* WHAT THE TASK ASKS
Would you reproduce all of the rows below verbatim, leaving out the pictures?

<<<<

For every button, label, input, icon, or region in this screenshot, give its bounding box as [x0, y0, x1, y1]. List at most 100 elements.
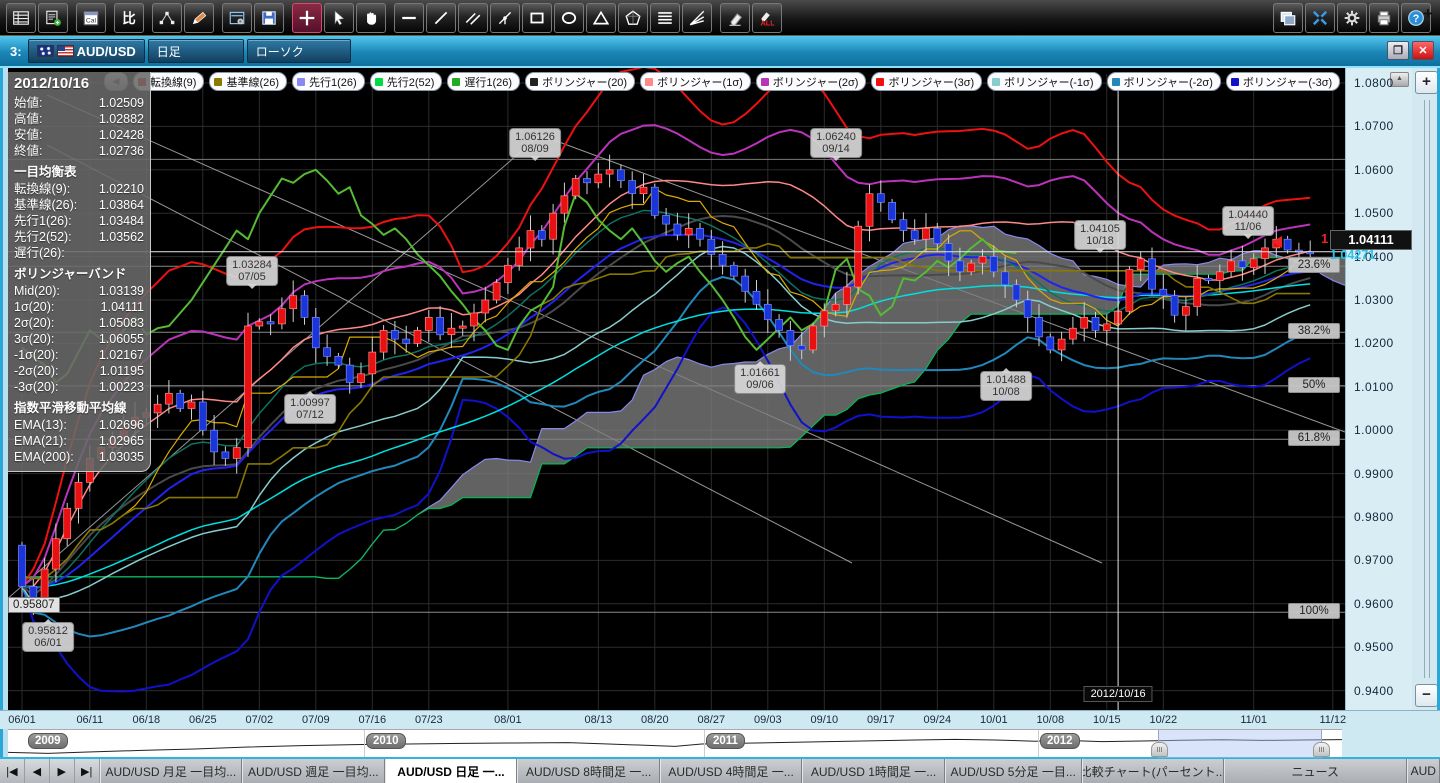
legend-item-9[interactable]: ボリンジャー(3σ) [871, 72, 982, 91]
chart-tab-4[interactable]: AUD/USD 8時間足 一... [517, 759, 659, 783]
eraser-button[interactable] [720, 3, 750, 33]
erase-all-button[interactable]: ALL [752, 3, 782, 33]
window-layout-button[interactable] [1273, 3, 1303, 33]
date-tick-label: 06/01 [8, 714, 36, 726]
zoom-out-button[interactable]: − [1415, 684, 1438, 707]
crosshair-button[interactable] [292, 3, 322, 33]
triangle-button[interactable] [586, 3, 616, 33]
chart-tab-2[interactable]: AUD/USD 週足 一目均... [242, 759, 384, 783]
chart-tab-10[interactable]: AUD [1407, 759, 1440, 783]
fib-level-label: 38.2% [1288, 323, 1340, 339]
horizontal-line-button[interactable] [394, 3, 424, 33]
info-row: 高値:1.02882 [8, 111, 150, 127]
parallel-lines-button[interactable] [458, 3, 488, 33]
svg-text:Cal: Cal [86, 17, 97, 24]
tab-scroll-last-button[interactable]: ▶| [75, 759, 100, 783]
chart-tab-7[interactable]: AUD/USD 5分足 一目... [945, 759, 1082, 783]
legend-item-label: 先行2(52) [387, 74, 435, 90]
info-label: 高値: [14, 111, 42, 127]
pencil-button[interactable] [184, 3, 214, 33]
chart-tab-1[interactable]: AUD/USD 月足 一目均... [100, 759, 242, 783]
rectangle-icon [528, 9, 546, 27]
date-tick-label: 07/16 [359, 714, 387, 726]
tab-scroll-first-button[interactable]: |◀ [0, 759, 25, 783]
navigator-left-handle[interactable] [1151, 742, 1168, 757]
legend-item-4[interactable]: 先行2(52) [370, 72, 443, 91]
info-label: EMA(21): [14, 433, 67, 449]
settings-button[interactable] [1337, 3, 1367, 33]
legend-item-6[interactable]: ボリンジャー(20) [525, 72, 635, 91]
annotation-date: 10/18 [1086, 235, 1114, 247]
date-tick-label: 06/11 [76, 714, 103, 726]
legend-item-11[interactable]: ボリンジャー(-2σ) [1107, 72, 1221, 91]
compare-button[interactable]: 比 [114, 3, 144, 33]
object-select-button[interactable] [152, 3, 182, 33]
chart-style-label: ローソク [256, 43, 304, 60]
chart-plot-area[interactable]: ◀ 転換線(9)基準線(26)先行1(26)先行2(52)遅行1(26)ボリンジ… [8, 68, 1345, 710]
navigator-selected-range[interactable] [1158, 730, 1322, 758]
cursor-button[interactable] [324, 3, 354, 33]
fullscreen-button[interactable] [1305, 3, 1335, 33]
navigator-filler [1342, 729, 1440, 757]
timeframe-dropdown[interactable]: 日足 [148, 39, 244, 63]
year-separator [704, 730, 705, 758]
swing-low-label: 0.95807 [8, 597, 60, 613]
price-tick-label: 0.9400 [1354, 684, 1394, 698]
polygon-button[interactable] [618, 3, 648, 33]
chart-settings-button[interactable] [222, 3, 252, 33]
close-window-button[interactable]: ✕ [1412, 41, 1434, 60]
chart-tab-9[interactable]: ニュース [1224, 759, 1407, 783]
price-tick-label: 1.0200 [1354, 336, 1394, 350]
chart-tab-3[interactable]: AUD/USD 日足 一... [385, 759, 518, 783]
info-value: 1.02167 [99, 347, 144, 363]
tab-scroll-next-button[interactable]: ▶ [50, 759, 75, 783]
ohlc-info-panel: 2012/10/16 始値:1.02509高値:1.02882安値:1.0242… [8, 72, 151, 472]
annotation-date: 08/09 [521, 143, 549, 155]
print-button[interactable] [1369, 3, 1399, 33]
annotation-price: 1.04105 [1080, 223, 1120, 235]
restore-window-button[interactable]: ❐ [1387, 41, 1409, 60]
add-tab-button[interactable]: + [1416, 2, 1440, 26]
pan-button[interactable] [356, 3, 386, 33]
info-label: 遅行(26): [14, 245, 65, 261]
tab-scroll-prev-button[interactable]: ◀ [25, 759, 50, 783]
info-label: 基準線(26): [14, 197, 77, 213]
info-value: 1.05083 [99, 315, 144, 331]
chart-tab-5[interactable]: AUD/USD 4時間足 一... [660, 759, 802, 783]
navigator-right-handle[interactable] [1313, 742, 1330, 757]
timeline-navigator[interactable]: 2009201020112012 [8, 729, 1342, 757]
price-axis[interactable]: ▲ 1.08001.07001.06001.05001.04001.03001.… [1345, 68, 1412, 710]
legend-item-12[interactable]: ボリンジャー(-3σ) [1226, 72, 1340, 91]
account-list-button[interactable] [6, 3, 36, 33]
zoom-in-button[interactable]: + [1415, 71, 1438, 94]
scrollbar-track[interactable] [1424, 100, 1430, 678]
info-row: 始値:1.02509 [8, 95, 150, 111]
annotation-date: 07/05 [238, 271, 266, 283]
legend-item-label: ボリンジャー(1σ) [657, 74, 743, 90]
legend-item-10[interactable]: ボリンジャー(-1σ) [987, 72, 1101, 91]
annotation-price: 1.01488 [986, 374, 1026, 386]
crosshair-price-label: 1.04111 [1330, 230, 1412, 250]
chart-tab-6[interactable]: AUD/USD 1時間足 一... [802, 759, 944, 783]
chart-style-dropdown[interactable]: ローソク [247, 39, 351, 63]
info-value: 1.04111 [101, 299, 144, 315]
fib-lines-button[interactable] [650, 3, 680, 33]
legend-item-5[interactable]: 遅行1(26) [447, 72, 520, 91]
currency-pair-button[interactable]: AUD/USD [28, 39, 145, 63]
save-button[interactable] [254, 3, 284, 33]
info-row: 3σ(20):1.06055 [8, 331, 150, 347]
legend-item-7[interactable]: ボリンジャー(1σ) [640, 72, 751, 91]
legend-item-3[interactable]: 先行1(26) [292, 72, 365, 91]
vertical-scrollbar[interactable]: + − [1412, 68, 1440, 710]
ellipse-button[interactable] [554, 3, 584, 33]
angle-line-icon [496, 9, 514, 27]
calendar-button[interactable]: Cal [76, 3, 106, 33]
angle-line-button[interactable] [490, 3, 520, 33]
fan-lines-button[interactable] [682, 3, 712, 33]
rectangle-button[interactable] [522, 3, 552, 33]
new-chart-button[interactable] [38, 3, 68, 33]
chart-tab-8[interactable]: 比較チャート(パーセント... [1082, 759, 1224, 783]
trend-line-button[interactable] [426, 3, 456, 33]
legend-item-8[interactable]: ボリンジャー(2σ) [756, 72, 867, 91]
legend-item-2[interactable]: 基準線(26) [209, 72, 287, 91]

>>>>

* TASK ANSWER
For every button, label, input, icon, or region in this screenshot, give its bounding box as [x0, y0, x1, y1]. List at most 100 elements.
legend-item-9[interactable]: ボリンジャー(3σ) [871, 72, 982, 91]
chart-tab-4[interactable]: AUD/USD 8時間足 一... [517, 759, 659, 783]
eraser-button[interactable] [720, 3, 750, 33]
erase-all-button[interactable]: ALL [752, 3, 782, 33]
window-layout-button[interactable] [1273, 3, 1303, 33]
date-tick-label: 06/01 [8, 714, 36, 726]
zoom-out-button[interactable]: − [1415, 684, 1438, 707]
crosshair-button[interactable] [292, 3, 322, 33]
triangle-button[interactable] [586, 3, 616, 33]
chart-tab-2[interactable]: AUD/USD 週足 一目均... [242, 759, 384, 783]
chart-tab-10[interactable]: AUD [1407, 759, 1440, 783]
fib-level-label: 38.2% [1288, 323, 1340, 339]
horizontal-line-button[interactable] [394, 3, 424, 33]
info-row: 高値:1.02882 [8, 111, 150, 127]
parallel-lines-button[interactable] [458, 3, 488, 33]
svg-text:Cal: Cal [86, 17, 97, 24]
tab-scroll-last-button[interactable]: ▶| [75, 759, 100, 783]
chart-tab-7[interactable]: AUD/USD 5分足 一目... [945, 759, 1082, 783]
legend-item-label: 先行2(52) [387, 74, 435, 90]
info-label: 高値: [14, 111, 42, 127]
pencil-button[interactable] [184, 3, 214, 33]
chart-tab-1[interactable]: AUD/USD 月足 一目均... [100, 759, 242, 783]
rectangle-icon [528, 9, 546, 27]
date-tick-label: 07/16 [359, 714, 387, 726]
tab-scroll-first-button[interactable]: |◀ [0, 759, 25, 783]
navigator-left-handle[interactable] [1151, 742, 1168, 757]
legend-item-4[interactable]: 先行2(52) [370, 72, 443, 91]
info-label: EMA(21): [14, 433, 67, 449]
settings-button[interactable] [1337, 3, 1367, 33]
legend-item-6[interactable]: ボリンジャー(20) [525, 72, 635, 91]
annotation-date: 10/18 [1086, 235, 1114, 247]
date-tick-label: 06/11 [76, 714, 103, 726]
legend-item-11[interactable]: ボリンジャー(-2σ) [1107, 72, 1221, 91]
compare-button[interactable]: 比 [114, 3, 144, 33]
object-select-button[interactable] [152, 3, 182, 33]
chart-style-label: ローソク [256, 43, 304, 60]
chart-plot-area[interactable]: ◀ 転換線(9)基準線(26)先行1(26)先行2(52)遅行1(26)ボリンジ… [8, 68, 1345, 710]
navigator-selected-range[interactable] [1158, 730, 1322, 758]
cursor-button[interactable] [324, 3, 354, 33]
fullscreen-button[interactable] [1305, 3, 1335, 33]
navigator-filler [1342, 729, 1440, 757]
timeframe-dropdown[interactable]: 日足 [148, 39, 244, 63]
year-separator [704, 730, 705, 758]
swing-low-label: 0.95807 [8, 597, 60, 613]
price-tick-label: 0.9400 [1354, 684, 1394, 698]
polygon-button[interactable] [618, 3, 648, 33]
chart-settings-button[interactable] [222, 3, 252, 33]
close-window-button[interactable]: ✕ [1412, 41, 1434, 60]
chart-tab-9[interactable]: ニュース [1224, 759, 1407, 783]
price-tick-label: 1.0200 [1354, 336, 1394, 350]
chart-tab-3[interactable]: AUD/USD 日足 一... [385, 759, 518, 783]
info-value: 1.02167 [99, 347, 144, 363]
tab-scroll-next-button[interactable]: ▶ [50, 759, 75, 783]
ohlc-info-panel: 2012/10/16 始値:1.02509高値:1.02882安値:1.0242… [8, 72, 151, 472]
annotation-date: 08/09 [521, 143, 549, 155]
print-button[interactable] [1369, 3, 1399, 33]
annotation-price: 1.04105 [1080, 223, 1120, 235]
restore-window-button[interactable]: ❐ [1387, 41, 1409, 60]
add-tab-button[interactable]: + [1416, 2, 1440, 26]
pan-button[interactable] [356, 3, 386, 33]
info-label: 遅行(26): [14, 245, 65, 261]
tab-scroll-prev-button[interactable]: ◀ [25, 759, 50, 783]
info-label: 基準線(26): [14, 197, 77, 213]
info-value: 1.05083 [99, 315, 144, 331]
chart-tab-5[interactable]: AUD/USD 4時間足 一... [660, 759, 802, 783]
navigator-right-handle[interactable] [1313, 742, 1330, 757]
timeline-navigator[interactable]: 2009201020112012 [8, 729, 1342, 757]
price-axis[interactable]: ▲ 1.08001.07001.06001.05001.04001.03001.… [1345, 68, 1412, 710]
legend-item-12[interactable]: ボリンジャー(-3σ) [1226, 72, 1340, 91]
account-list-button[interactable] [6, 3, 36, 33]
zoom-in-button[interactable]: + [1415, 71, 1438, 94]
scrollbar-track[interactable] [1424, 100, 1430, 678]
info-row: 始値:1.02509 [8, 95, 150, 111]
annotation-date: 07/05 [238, 271, 266, 283]
legend-item-label: ボリンジャー(1σ) [657, 74, 743, 90]
legend-item-10[interactable]: ボリンジャー(-1σ) [987, 72, 1101, 91]
annotation-price: 1.01488 [986, 374, 1026, 386]
crosshair-price-label: 1.04111 [1330, 230, 1412, 250]
chart-tab-6[interactable]: AUD/USD 1時間足 一... [802, 759, 944, 783]
chart-style-dropdown[interactable]: ローソク [247, 39, 351, 63]
info-value: 1.04111 [101, 299, 144, 315]
fib-lines-button[interactable] [650, 3, 680, 33]
legend-item-5[interactable]: 遅行1(26) [447, 72, 520, 91]
currency-pair-button[interactable]: AUD/USD [28, 39, 145, 63]
save-button[interactable] [254, 3, 284, 33]
info-row: 3σ(20):1.06055 [8, 331, 150, 347]
legend-item-7[interactable]: ボリンジャー(1σ) [640, 72, 751, 91]
legend-item-3[interactable]: 先行1(26) [292, 72, 365, 91]
vertical-scrollbar[interactable]: + − [1412, 68, 1440, 710]
ellipse-button[interactable] [554, 3, 584, 33]
angle-line-icon [496, 9, 514, 27]
calendar-button[interactable]: Cal [76, 3, 106, 33]
angle-line-button[interactable] [490, 3, 520, 33]
fan-lines-button[interactable] [682, 3, 712, 33]
rectangle-button[interactable] [522, 3, 552, 33]
new-chart-button[interactable] [38, 3, 68, 33]
chart-tab-8[interactable]: 比較チャート(パーセント... [1082, 759, 1224, 783]
trend-line-button[interactable] [426, 3, 456, 33]
legend-item-8[interactable]: ボリンジャー(2σ) [756, 72, 867, 91]
legend-item-2[interactable]: 基準線(26) [209, 72, 287, 91]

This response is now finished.